But as history is being made, hostility is being heard, too. Rhetorically, at least, die-hard Bernie Sanders' supporters also are breaking some glass, loudly protesting his treatment by the party and still cold to Clinton even as Sanders appeals for Democrats to unify and defeat Republican Donald Trump, "a bully and a demagogue."

What was expected to be a tightly orchestrated convention, run with all the professionalism and experience that were lacking at Trump's often-chaotic affair in Ohio, instead showed its rough edges in the early going, starting with chants of "Bernie" during the opening invocation and boos at numerous mentions of Clinton's name.

First lady Michelle Obama gave a heartfelt endorsement of the candidate who engaged her husband in a fierce struggle for the nomination in 2008. "I trust Hillary to lead this country," she said in a speech that provided a parent's-eye view of the White House and its power.

Material provided

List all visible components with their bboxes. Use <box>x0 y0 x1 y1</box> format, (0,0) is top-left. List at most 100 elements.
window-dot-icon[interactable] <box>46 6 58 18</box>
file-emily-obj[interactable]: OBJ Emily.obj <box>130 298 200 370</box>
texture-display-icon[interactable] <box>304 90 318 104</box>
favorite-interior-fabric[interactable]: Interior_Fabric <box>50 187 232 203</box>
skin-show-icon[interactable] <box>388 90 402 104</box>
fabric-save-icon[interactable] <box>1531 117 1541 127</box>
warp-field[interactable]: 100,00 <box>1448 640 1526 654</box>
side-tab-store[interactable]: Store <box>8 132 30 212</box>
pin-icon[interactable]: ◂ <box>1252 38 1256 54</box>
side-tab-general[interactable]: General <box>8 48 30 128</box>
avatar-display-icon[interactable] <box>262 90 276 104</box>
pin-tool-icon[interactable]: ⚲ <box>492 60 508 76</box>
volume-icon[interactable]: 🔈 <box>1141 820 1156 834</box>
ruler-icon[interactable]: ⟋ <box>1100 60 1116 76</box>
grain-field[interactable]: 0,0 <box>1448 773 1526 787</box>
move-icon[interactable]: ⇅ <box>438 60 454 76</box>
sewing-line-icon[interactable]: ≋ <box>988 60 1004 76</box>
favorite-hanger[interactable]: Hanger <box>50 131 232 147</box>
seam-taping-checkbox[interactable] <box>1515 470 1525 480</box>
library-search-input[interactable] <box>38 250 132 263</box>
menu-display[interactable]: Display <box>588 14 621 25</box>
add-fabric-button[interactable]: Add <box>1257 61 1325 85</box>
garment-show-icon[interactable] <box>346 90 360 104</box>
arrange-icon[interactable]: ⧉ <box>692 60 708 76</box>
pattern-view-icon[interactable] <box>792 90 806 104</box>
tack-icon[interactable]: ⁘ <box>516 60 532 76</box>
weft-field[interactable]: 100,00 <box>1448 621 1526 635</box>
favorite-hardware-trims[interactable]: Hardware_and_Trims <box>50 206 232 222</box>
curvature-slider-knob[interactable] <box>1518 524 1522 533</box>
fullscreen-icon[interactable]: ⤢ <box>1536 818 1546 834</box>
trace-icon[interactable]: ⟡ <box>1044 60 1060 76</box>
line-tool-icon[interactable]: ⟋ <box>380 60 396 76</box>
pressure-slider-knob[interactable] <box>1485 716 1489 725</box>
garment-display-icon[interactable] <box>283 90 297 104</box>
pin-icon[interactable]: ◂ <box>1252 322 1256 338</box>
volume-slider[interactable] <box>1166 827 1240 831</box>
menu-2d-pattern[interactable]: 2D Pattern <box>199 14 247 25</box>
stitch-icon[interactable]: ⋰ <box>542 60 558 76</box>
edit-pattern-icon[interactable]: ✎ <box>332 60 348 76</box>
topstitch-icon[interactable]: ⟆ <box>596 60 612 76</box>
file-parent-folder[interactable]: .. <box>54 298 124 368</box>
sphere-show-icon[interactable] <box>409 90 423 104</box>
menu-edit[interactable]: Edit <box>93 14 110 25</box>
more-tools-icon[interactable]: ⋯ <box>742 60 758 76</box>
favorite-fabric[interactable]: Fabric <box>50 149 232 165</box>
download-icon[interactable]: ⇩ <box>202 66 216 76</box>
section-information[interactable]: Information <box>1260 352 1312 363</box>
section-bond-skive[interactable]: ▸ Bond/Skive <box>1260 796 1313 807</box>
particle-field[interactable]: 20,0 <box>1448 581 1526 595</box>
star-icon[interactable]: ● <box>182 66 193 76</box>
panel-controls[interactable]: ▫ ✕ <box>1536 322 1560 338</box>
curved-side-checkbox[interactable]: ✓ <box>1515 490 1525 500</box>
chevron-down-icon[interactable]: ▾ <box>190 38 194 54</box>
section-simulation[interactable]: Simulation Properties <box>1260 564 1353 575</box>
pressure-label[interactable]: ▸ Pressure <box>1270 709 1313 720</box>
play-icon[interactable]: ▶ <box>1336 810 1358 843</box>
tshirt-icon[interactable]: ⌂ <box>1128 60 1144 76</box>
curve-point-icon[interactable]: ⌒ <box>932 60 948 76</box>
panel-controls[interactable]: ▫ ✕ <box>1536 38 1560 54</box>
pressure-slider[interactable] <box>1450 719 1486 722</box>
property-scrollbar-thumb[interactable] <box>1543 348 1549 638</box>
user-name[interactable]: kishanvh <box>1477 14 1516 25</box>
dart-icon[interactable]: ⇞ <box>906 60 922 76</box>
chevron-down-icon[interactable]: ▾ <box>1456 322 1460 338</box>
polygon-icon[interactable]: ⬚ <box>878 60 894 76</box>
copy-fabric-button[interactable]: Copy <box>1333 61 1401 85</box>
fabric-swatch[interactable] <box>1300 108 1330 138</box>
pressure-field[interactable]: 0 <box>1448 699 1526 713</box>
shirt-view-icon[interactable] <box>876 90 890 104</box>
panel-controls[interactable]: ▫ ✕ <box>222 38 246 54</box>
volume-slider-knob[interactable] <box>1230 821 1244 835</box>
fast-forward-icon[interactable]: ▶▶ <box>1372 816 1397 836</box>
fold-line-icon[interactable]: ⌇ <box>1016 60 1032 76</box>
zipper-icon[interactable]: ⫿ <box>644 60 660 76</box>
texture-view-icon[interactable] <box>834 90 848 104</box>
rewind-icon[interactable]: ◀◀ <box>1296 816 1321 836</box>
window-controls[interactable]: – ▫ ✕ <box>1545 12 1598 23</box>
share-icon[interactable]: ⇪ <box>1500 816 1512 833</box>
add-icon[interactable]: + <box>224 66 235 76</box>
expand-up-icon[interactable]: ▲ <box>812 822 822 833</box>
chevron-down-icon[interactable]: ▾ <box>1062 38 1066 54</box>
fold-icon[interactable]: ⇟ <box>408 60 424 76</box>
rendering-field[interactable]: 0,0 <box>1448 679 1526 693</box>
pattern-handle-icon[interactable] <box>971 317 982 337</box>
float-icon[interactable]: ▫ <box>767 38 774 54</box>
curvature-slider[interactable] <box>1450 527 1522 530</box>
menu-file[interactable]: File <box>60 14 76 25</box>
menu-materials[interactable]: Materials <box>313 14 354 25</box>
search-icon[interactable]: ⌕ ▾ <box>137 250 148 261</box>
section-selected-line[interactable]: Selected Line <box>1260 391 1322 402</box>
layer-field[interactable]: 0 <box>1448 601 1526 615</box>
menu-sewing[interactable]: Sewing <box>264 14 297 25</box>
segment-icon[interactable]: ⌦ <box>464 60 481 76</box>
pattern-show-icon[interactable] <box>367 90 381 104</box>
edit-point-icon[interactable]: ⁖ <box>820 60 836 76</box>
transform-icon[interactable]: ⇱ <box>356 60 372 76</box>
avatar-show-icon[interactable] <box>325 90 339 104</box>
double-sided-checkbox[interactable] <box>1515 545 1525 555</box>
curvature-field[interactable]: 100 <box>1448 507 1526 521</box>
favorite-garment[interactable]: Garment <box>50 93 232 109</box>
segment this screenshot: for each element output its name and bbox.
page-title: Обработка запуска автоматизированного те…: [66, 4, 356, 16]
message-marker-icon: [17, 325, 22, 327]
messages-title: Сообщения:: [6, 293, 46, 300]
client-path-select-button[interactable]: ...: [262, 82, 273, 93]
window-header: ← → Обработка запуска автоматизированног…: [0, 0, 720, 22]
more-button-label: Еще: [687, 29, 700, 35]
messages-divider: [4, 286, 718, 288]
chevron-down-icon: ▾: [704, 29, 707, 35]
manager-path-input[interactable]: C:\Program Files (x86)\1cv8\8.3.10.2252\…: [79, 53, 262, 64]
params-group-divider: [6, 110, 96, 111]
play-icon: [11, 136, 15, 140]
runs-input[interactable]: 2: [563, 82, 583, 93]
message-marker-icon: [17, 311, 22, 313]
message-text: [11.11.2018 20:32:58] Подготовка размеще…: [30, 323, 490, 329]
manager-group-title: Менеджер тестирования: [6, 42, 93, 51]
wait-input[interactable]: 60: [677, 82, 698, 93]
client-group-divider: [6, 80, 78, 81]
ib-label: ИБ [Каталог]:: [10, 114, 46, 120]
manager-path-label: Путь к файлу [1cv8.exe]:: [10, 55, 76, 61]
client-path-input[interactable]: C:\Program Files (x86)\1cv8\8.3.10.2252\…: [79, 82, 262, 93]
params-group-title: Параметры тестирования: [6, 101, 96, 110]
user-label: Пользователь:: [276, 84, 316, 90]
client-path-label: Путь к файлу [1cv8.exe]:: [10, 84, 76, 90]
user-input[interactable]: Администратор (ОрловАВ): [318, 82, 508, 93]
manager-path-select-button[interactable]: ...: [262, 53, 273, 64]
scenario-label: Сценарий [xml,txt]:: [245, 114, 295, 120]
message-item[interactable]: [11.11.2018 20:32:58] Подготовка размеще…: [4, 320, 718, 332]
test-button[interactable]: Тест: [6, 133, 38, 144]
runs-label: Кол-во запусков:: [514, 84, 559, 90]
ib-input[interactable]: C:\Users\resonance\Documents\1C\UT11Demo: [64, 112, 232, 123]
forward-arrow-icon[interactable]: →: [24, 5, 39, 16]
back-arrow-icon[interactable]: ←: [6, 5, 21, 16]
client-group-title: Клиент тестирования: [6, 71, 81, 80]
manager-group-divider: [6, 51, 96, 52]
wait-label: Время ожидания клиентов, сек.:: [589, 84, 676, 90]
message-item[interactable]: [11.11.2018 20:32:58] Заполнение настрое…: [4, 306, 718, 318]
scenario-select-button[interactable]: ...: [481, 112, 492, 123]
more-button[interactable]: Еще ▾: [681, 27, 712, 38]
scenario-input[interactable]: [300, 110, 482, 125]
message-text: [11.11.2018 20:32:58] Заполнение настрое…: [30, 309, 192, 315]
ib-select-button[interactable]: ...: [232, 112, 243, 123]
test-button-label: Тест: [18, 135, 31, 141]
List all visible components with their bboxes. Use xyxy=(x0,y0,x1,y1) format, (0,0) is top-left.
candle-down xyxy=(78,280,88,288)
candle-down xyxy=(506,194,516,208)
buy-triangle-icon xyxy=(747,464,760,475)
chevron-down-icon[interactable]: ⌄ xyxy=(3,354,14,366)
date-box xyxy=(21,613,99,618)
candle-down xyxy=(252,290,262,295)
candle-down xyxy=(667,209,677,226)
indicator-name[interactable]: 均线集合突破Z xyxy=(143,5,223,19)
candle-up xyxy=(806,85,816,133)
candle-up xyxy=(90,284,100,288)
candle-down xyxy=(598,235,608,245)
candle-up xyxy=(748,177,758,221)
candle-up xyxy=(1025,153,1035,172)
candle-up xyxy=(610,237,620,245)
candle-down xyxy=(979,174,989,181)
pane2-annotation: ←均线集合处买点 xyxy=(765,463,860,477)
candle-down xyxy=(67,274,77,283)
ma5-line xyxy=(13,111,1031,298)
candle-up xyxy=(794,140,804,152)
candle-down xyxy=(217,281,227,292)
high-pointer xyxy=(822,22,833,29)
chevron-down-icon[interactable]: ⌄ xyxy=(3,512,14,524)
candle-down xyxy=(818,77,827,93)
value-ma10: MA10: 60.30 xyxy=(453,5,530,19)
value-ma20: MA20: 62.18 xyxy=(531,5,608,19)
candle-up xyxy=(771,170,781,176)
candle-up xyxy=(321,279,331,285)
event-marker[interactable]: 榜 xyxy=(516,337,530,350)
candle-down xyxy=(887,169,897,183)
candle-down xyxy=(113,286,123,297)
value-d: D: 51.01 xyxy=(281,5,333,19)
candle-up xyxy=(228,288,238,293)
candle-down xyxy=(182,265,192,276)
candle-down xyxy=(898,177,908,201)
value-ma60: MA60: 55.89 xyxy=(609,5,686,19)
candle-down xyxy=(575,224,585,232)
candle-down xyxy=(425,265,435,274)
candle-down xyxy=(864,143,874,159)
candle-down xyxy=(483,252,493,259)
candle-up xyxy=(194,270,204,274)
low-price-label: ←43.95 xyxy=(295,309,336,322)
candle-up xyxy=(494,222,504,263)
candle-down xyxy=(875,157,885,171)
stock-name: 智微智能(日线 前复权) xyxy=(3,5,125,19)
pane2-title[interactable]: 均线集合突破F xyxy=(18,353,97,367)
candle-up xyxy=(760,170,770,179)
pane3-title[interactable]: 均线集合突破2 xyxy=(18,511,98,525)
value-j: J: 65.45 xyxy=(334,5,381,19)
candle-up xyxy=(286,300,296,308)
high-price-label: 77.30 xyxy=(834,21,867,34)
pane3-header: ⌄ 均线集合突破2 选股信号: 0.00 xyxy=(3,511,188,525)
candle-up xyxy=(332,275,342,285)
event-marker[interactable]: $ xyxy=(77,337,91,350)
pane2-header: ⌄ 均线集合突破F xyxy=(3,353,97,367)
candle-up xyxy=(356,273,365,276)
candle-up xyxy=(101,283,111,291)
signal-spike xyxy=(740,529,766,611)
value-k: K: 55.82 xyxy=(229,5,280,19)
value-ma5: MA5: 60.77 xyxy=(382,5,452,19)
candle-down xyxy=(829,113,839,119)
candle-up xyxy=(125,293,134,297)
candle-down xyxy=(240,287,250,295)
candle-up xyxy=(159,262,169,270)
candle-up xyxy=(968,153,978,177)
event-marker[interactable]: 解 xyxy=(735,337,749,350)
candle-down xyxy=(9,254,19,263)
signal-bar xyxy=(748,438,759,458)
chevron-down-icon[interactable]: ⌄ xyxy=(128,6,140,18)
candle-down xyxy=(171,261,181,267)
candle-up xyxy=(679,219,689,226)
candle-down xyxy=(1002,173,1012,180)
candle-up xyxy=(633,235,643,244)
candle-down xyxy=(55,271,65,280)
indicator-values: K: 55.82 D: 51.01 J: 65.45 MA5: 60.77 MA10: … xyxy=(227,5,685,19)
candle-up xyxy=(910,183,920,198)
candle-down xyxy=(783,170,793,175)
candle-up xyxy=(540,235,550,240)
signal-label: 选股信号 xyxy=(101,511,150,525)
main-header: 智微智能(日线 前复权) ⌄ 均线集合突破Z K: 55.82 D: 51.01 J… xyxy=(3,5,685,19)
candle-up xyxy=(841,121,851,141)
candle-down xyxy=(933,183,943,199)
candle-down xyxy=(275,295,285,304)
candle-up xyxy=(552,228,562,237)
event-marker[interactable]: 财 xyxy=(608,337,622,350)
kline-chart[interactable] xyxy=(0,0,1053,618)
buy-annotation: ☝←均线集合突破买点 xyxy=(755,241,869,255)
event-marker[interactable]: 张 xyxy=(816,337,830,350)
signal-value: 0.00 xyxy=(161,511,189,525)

To do
1. Please quote the stretch of the convention article from "First lady Michelle" through "and its power.".
2. Print the stretch of the records from their first line through the line containing "garment-display-icon[interactable] <box>283 90", with both of those lines included.

Full solutions
1.
First lady Michelle Obama gave a heartfelt endorsement of the candidate who engaged her husband in a fierce struggle for the nomination in 2008. "I trust Hillary to lead this country," she said in a speech that provided a parent's-eye view of the White House and its power.

2.
List all visible components with their bboxes. Use <box>x0 y0 x1 y1</box> format, (0,0) is top-left. List at most 100 elements.
window-dot-icon[interactable] <box>46 6 58 18</box>
file-emily-obj[interactable]: OBJ Emily.obj <box>130 298 200 370</box>
texture-display-icon[interactable] <box>304 90 318 104</box>
favorite-interior-fabric[interactable]: Interior_Fabric <box>50 187 232 203</box>
skin-show-icon[interactable] <box>388 90 402 104</box>
fabric-save-icon[interactable] <box>1531 117 1541 127</box>
warp-field[interactable]: 100,00 <box>1448 640 1526 654</box>
side-tab-store[interactable]: Store <box>8 132 30 212</box>
pin-icon[interactable]: ◂ <box>1252 38 1256 54</box>
side-tab-general[interactable]: General <box>8 48 30 128</box>
avatar-display-icon[interactable] <box>262 90 276 104</box>
pin-tool-icon[interactable]: ⚲ <box>492 60 508 76</box>
volume-icon[interactable]: 🔈 <box>1141 820 1156 834</box>
ruler-icon[interactable]: ⟋ <box>1100 60 1116 76</box>
grain-field[interactable]: 0,0 <box>1448 773 1526 787</box>
move-icon[interactable]: ⇅ <box>438 60 454 76</box>
sewing-line-icon[interactable]: ≋ <box>988 60 1004 76</box>
favorite-hanger[interactable]: Hanger <box>50 131 232 147</box>
seam-taping-checkbox[interactable] <box>1515 470 1525 480</box>
library-search-input[interactable] <box>38 250 132 263</box>
menu-display[interactable]: Display <box>588 14 621 25</box>
add-fabric-button[interactable]: Add <box>1257 61 1325 85</box>
garment-show-icon[interactable] <box>346 90 360 104</box>
arrange-icon[interactable]: ⧉ <box>692 60 708 76</box>
pattern-view-icon[interactable] <box>792 90 806 104</box>
tack-icon[interactable]: ⁘ <box>516 60 532 76</box>
weft-field[interactable]: 100,00 <box>1448 621 1526 635</box>
favorite-hardware-trims[interactable]: Hardware_and_Trims <box>50 206 232 222</box>
curvature-slider-knob[interactable] <box>1518 524 1522 533</box>
fullscreen-icon[interactable]: ⤢ <box>1536 818 1546 834</box>
trace-icon[interactable]: ⟡ <box>1044 60 1060 76</box>
line-tool-icon[interactable]: ⟋ <box>380 60 396 76</box>
pressure-slider-knob[interactable] <box>1485 716 1489 725</box>
garment-display-icon[interactable] <box>283 90 297 104</box>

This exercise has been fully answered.